# INSTRUCTION
Reproduce all of the following lines word for word, but leave out the pictures.
************
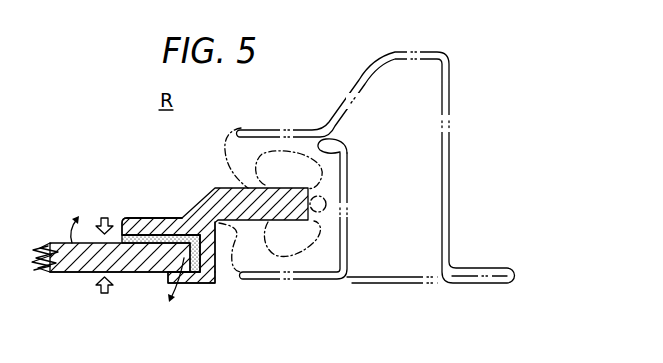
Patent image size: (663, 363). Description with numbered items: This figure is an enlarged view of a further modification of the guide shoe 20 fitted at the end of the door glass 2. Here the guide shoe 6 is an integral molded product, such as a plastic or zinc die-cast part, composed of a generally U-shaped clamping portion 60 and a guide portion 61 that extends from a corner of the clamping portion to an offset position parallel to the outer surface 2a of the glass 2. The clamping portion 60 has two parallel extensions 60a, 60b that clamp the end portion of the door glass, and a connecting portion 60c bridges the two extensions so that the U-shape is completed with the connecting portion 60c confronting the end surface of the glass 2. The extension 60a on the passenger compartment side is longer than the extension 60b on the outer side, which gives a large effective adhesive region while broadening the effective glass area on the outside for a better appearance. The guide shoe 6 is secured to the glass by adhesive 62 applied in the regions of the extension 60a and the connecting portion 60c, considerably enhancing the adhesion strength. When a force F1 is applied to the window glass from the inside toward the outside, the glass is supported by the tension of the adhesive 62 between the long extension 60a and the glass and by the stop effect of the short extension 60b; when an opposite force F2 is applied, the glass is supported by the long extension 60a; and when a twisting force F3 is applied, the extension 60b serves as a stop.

The door glass 2 is at (78, 265).
The outer surface of the glass 2a is at (133, 272).
The guide shoe 20 is at (47, 272).
The guide shoe 6 is at (208, 190).
The clamping portion 60 is at (157, 212).
The extension 60a is at (187, 232).
The extension 60b is at (197, 284).
The connecting portion 60c is at (208, 253).
The guide portion 61 is at (286, 197).
The adhesive 62 is at (133, 237).
The force F1 is at (103, 214).
The opposite force F2 is at (100, 299).
The twisting force F3 is at (117, 263).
************
# FINAL RESULT
Patent image size: (663, 363). Description with numbered items: This figure is an enlarged view of a further modification of the guide shoe 20 fitted at the end of the door glass 2. Here the guide shoe 6 is an integral molded product, such as a plastic or zinc die-cast part, composed of a generally U-shaped clamping portion 60 and a guide portion 61 that extends from a corner of the clamping portion to an offset position parallel to the outer surface 2a of the glass 2. The clamping portion 60 has two parallel extensions 60a, 60b that clamp the end portion of the door glass, and a connecting portion 60c bridges the two extensions so that the U-shape is completed with the connecting portion 60c confronting the end surface of the glass 2. The extension 60a on the passenger compartment side is longer than the extension 60b on the outer side, which gives a large effective adhesive region while broadening the effective glass area on the outside for a better appearance. The guide shoe 6 is secured to the glass by adhesive 62 applied in the regions of the extension 60a and the connecting portion 60c, considerably enhancing the adhesion strength. When a force F1 is applied to the window glass from the inside toward the outside, the glass is supported by the tension of the adhesive 62 between the long extension 60a and the glass and by the stop effect of the short extension 60b; when an opposite force F2 is applied, the glass is supported by the long extension 60a; and when a twisting force F3 is applied, the extension 60b serves as a stop.

The door glass 2 is at (78, 265).
The outer surface of the glass 2a is at (133, 272).
The guide shoe 20 is at (47, 272).
The guide shoe 6 is at (208, 190).
The clamping portion 60 is at (157, 212).
The extension 60a is at (187, 232).
The extension 60b is at (197, 284).
The connecting portion 60c is at (208, 253).
The guide portion 61 is at (286, 197).
The adhesive 62 is at (133, 237).
The force F1 is at (103, 214).
The opposite force F2 is at (100, 299).
The twisting force F3 is at (117, 263).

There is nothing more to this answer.